The input:
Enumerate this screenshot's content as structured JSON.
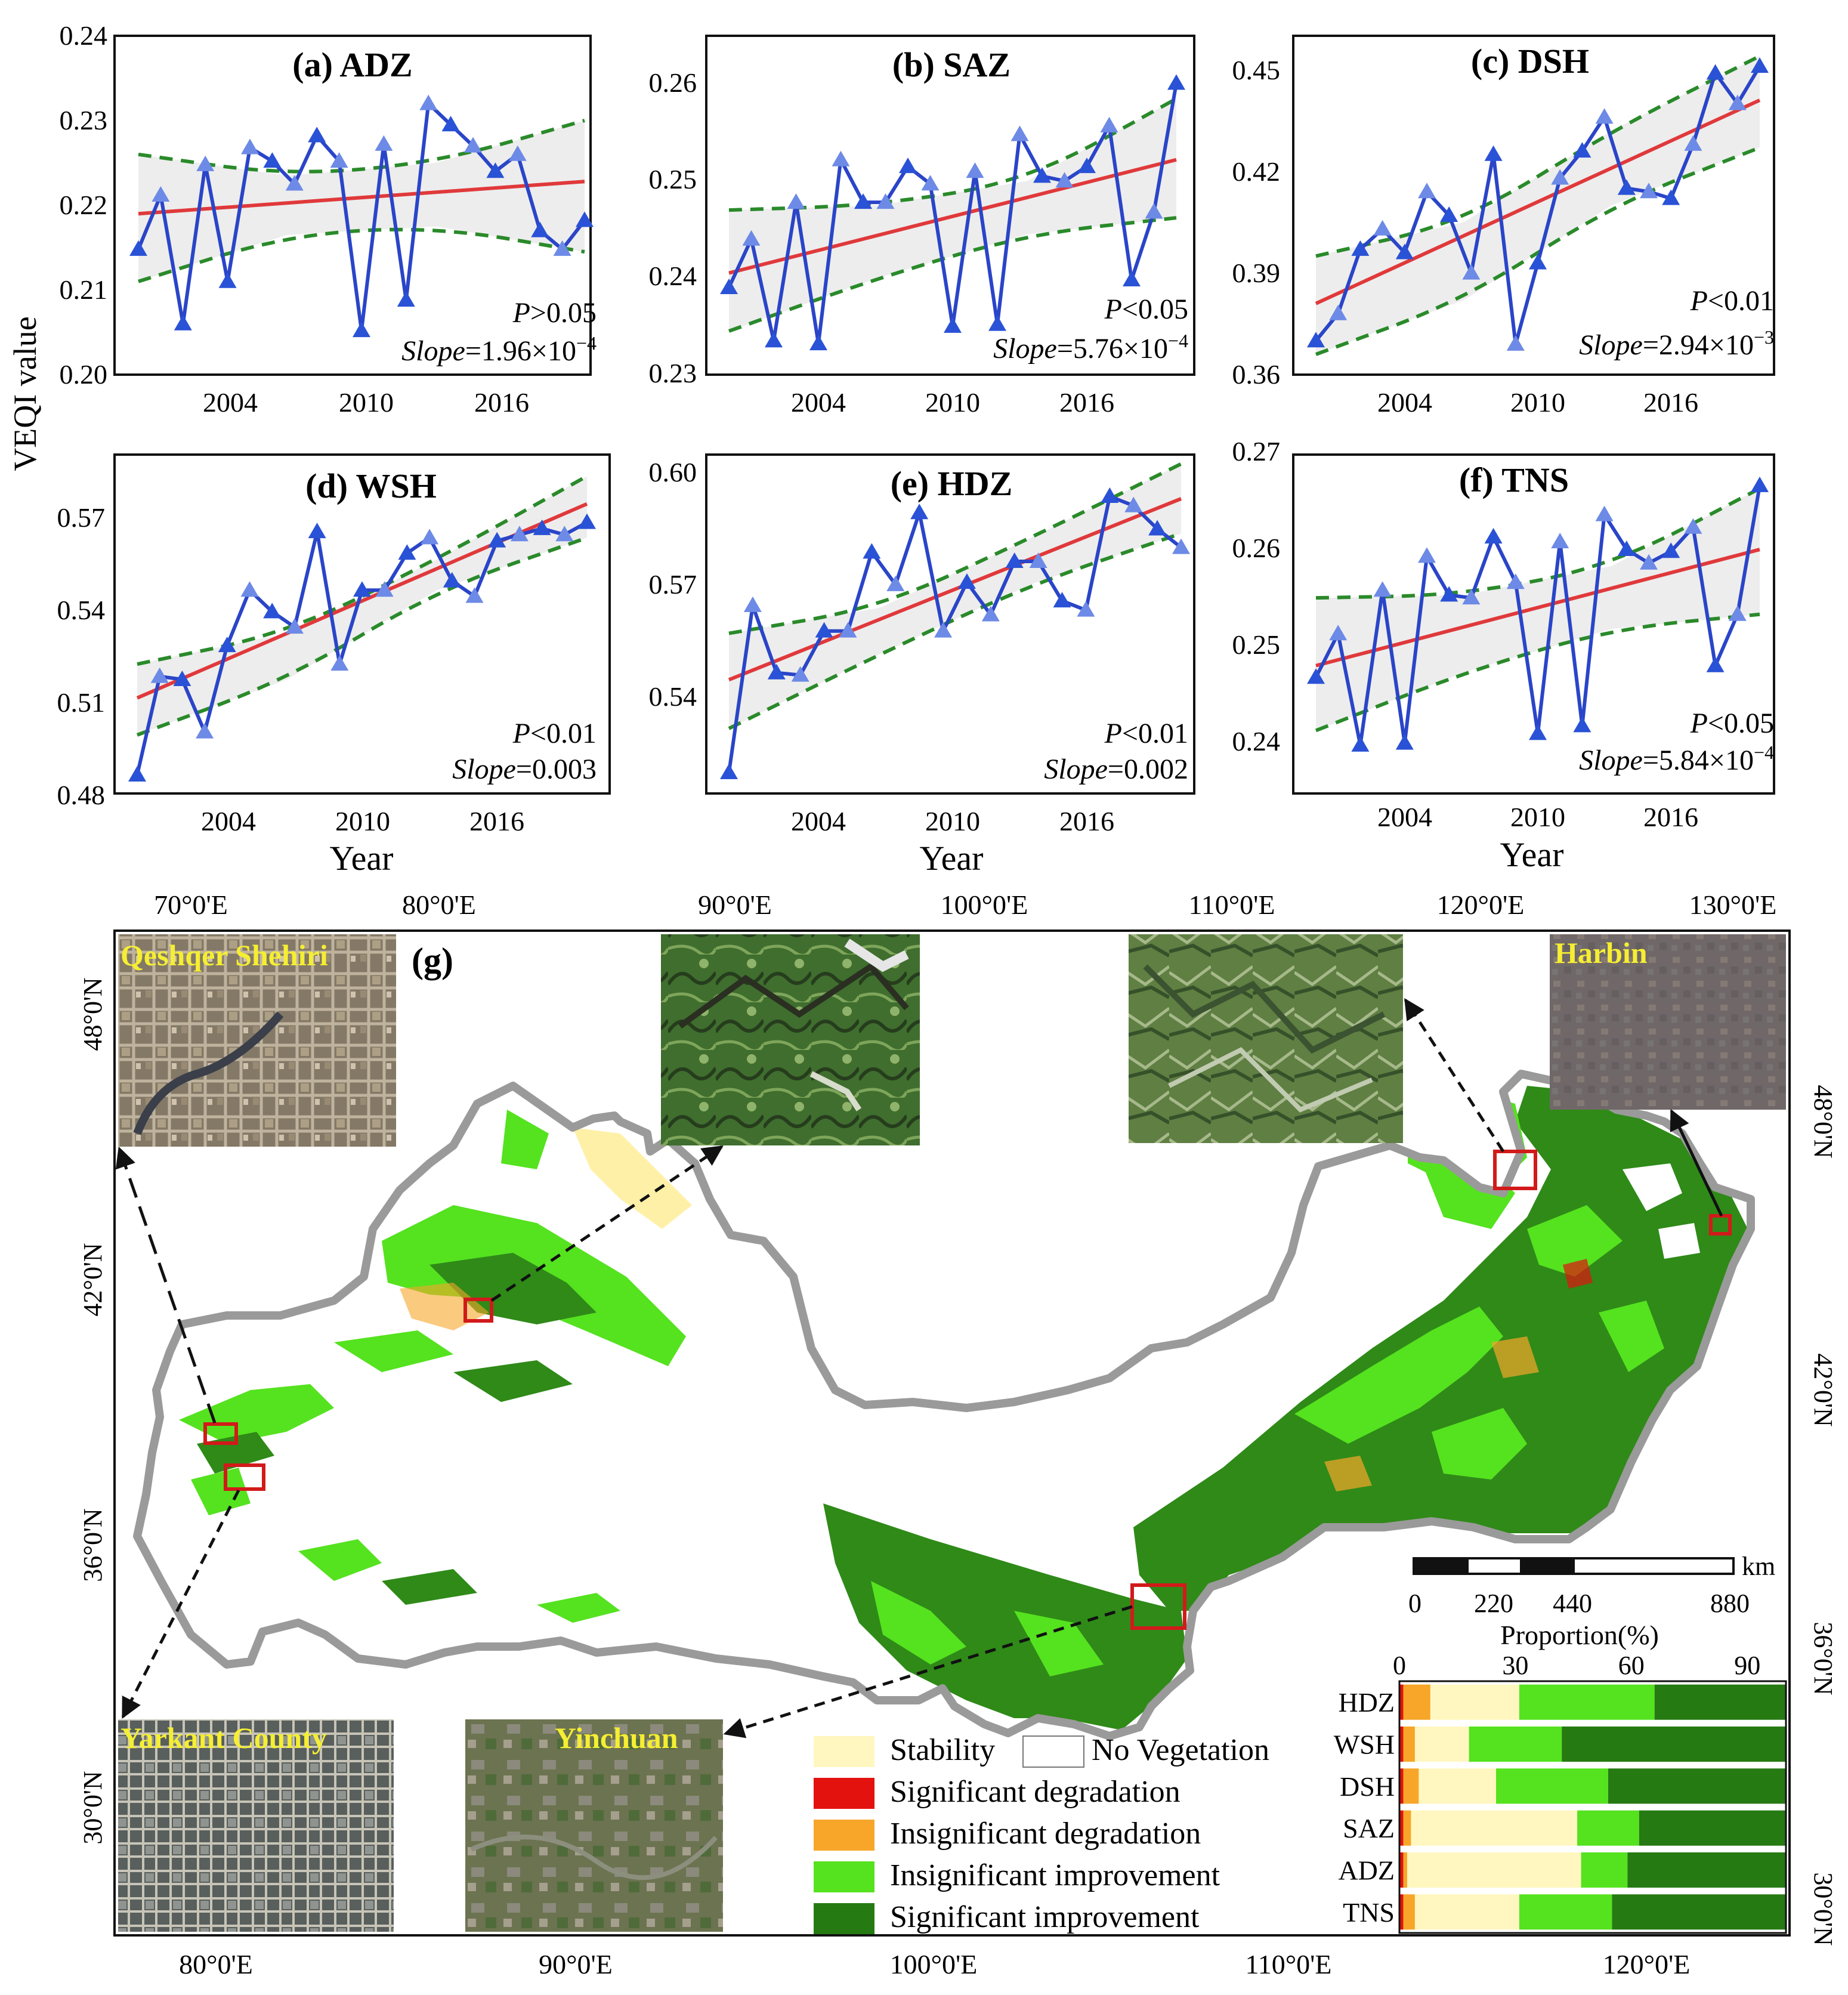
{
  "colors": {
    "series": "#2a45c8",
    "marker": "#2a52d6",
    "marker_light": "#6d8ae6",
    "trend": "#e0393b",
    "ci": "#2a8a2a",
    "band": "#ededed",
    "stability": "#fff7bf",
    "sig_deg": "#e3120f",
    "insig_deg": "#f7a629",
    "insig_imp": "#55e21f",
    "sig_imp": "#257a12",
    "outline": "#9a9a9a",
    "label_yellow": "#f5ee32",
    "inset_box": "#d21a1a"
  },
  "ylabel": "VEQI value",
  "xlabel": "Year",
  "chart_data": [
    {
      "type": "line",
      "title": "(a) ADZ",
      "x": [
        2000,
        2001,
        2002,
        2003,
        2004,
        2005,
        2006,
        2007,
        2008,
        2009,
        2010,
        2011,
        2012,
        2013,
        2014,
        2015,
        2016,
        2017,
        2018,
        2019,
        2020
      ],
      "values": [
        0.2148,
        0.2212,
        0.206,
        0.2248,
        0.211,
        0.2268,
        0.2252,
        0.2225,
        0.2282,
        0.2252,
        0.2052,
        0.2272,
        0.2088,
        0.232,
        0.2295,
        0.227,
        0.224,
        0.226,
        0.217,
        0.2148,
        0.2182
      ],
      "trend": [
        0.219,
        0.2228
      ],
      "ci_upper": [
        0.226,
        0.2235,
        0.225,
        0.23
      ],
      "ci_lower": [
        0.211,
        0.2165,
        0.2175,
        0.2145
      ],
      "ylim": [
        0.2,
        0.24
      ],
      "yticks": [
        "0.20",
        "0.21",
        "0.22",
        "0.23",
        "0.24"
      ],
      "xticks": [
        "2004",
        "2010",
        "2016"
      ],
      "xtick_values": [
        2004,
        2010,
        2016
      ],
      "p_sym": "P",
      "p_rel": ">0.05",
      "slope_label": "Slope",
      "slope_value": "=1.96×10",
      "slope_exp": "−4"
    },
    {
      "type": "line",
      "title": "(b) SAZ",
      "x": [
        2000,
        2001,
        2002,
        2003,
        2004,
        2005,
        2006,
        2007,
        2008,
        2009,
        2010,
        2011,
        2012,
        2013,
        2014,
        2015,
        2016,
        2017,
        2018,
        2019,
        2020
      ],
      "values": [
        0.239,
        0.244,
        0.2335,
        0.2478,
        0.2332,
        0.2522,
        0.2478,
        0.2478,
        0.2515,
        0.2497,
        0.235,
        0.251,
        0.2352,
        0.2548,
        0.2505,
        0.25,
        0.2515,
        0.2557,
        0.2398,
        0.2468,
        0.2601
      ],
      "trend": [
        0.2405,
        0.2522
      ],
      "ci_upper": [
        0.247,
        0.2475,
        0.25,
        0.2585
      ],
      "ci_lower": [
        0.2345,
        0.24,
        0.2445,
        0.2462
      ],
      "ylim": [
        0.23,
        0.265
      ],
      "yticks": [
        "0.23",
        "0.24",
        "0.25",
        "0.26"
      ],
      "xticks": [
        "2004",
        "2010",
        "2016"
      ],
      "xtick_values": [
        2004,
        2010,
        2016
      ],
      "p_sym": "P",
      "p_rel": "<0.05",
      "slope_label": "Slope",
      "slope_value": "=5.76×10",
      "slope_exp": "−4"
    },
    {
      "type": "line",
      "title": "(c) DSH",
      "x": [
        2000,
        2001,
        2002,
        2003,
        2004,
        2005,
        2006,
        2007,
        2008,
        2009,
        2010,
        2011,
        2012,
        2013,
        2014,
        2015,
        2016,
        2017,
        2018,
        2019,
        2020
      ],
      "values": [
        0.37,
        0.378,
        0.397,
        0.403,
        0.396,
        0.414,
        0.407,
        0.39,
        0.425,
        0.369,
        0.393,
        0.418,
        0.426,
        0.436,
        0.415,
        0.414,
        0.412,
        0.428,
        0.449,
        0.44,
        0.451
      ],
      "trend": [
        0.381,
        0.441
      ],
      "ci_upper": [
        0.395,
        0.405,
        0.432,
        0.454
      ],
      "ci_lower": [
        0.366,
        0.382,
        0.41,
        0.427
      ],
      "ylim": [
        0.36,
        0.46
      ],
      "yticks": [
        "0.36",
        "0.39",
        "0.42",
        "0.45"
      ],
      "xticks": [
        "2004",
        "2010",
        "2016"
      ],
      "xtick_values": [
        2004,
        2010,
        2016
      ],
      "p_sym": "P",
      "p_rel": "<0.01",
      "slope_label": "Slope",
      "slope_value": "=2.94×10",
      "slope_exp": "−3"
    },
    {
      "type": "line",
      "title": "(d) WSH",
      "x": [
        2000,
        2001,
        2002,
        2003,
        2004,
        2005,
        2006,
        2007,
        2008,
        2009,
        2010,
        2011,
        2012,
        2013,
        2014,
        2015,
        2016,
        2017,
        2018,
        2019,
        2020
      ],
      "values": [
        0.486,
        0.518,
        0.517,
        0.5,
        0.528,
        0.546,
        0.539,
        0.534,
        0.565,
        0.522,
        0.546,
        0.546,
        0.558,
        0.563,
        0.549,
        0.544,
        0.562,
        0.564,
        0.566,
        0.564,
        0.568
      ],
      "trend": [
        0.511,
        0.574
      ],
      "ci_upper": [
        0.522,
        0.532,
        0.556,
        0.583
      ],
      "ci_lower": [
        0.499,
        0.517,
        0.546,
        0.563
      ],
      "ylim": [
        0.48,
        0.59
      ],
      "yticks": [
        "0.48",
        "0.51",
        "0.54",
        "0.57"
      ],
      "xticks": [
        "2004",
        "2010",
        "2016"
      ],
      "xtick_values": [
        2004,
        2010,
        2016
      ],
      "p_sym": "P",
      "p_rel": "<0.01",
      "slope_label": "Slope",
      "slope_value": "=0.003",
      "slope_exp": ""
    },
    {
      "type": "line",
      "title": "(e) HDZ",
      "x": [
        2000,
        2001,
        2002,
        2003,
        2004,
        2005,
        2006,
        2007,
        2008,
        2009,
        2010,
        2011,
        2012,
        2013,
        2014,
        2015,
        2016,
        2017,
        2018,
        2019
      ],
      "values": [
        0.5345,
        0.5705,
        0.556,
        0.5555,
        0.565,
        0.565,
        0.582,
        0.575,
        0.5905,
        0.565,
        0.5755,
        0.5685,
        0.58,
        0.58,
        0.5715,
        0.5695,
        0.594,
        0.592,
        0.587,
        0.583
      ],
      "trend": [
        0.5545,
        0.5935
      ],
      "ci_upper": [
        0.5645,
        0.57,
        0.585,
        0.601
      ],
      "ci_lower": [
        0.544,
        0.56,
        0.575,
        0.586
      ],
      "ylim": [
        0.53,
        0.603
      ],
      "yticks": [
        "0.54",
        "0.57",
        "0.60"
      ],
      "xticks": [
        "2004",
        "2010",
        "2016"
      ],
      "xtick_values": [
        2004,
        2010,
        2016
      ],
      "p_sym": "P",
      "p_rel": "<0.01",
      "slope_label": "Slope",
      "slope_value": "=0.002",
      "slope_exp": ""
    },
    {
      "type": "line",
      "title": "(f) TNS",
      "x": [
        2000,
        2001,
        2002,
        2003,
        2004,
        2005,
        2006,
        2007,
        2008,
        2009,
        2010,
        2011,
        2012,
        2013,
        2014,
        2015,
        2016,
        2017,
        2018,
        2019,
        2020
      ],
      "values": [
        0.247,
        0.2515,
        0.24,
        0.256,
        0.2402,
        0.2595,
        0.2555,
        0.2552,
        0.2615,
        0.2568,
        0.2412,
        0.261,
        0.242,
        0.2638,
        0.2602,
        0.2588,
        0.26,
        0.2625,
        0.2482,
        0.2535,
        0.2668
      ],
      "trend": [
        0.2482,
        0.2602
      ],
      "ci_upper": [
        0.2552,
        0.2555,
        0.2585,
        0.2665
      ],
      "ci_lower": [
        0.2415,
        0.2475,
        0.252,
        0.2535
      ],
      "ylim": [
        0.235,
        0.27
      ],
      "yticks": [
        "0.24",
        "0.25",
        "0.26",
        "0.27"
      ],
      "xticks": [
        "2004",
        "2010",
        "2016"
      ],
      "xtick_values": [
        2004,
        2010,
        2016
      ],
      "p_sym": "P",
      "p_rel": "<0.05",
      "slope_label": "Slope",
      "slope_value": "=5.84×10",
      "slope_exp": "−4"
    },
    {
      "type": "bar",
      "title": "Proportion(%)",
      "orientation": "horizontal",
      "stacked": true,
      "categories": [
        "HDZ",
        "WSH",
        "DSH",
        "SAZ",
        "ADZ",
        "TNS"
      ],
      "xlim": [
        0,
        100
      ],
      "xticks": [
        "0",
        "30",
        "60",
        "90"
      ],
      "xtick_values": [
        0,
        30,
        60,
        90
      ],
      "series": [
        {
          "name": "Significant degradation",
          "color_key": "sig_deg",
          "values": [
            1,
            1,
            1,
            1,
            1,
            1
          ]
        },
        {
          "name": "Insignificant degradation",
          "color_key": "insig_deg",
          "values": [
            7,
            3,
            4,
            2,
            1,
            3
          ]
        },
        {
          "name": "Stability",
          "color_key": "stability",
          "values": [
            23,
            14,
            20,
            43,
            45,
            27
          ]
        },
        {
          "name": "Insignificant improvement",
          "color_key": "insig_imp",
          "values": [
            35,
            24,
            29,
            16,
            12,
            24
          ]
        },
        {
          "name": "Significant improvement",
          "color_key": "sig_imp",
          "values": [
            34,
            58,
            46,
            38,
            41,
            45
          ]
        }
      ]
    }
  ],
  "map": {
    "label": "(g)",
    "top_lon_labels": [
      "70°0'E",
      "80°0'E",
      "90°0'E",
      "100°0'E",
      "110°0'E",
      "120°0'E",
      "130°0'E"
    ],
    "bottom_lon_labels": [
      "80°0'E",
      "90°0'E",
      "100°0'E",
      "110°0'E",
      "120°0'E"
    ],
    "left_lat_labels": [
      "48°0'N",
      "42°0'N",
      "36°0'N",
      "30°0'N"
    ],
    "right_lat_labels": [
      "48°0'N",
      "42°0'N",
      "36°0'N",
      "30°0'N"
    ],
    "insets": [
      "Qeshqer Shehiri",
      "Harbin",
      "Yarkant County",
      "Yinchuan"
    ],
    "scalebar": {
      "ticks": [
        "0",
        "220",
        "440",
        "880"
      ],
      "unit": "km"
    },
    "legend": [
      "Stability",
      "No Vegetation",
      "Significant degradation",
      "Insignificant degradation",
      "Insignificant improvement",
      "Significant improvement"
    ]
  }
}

Written request: Say how many lines hold the word "Insignificant", giving the number and nothing else.

Written reply: 4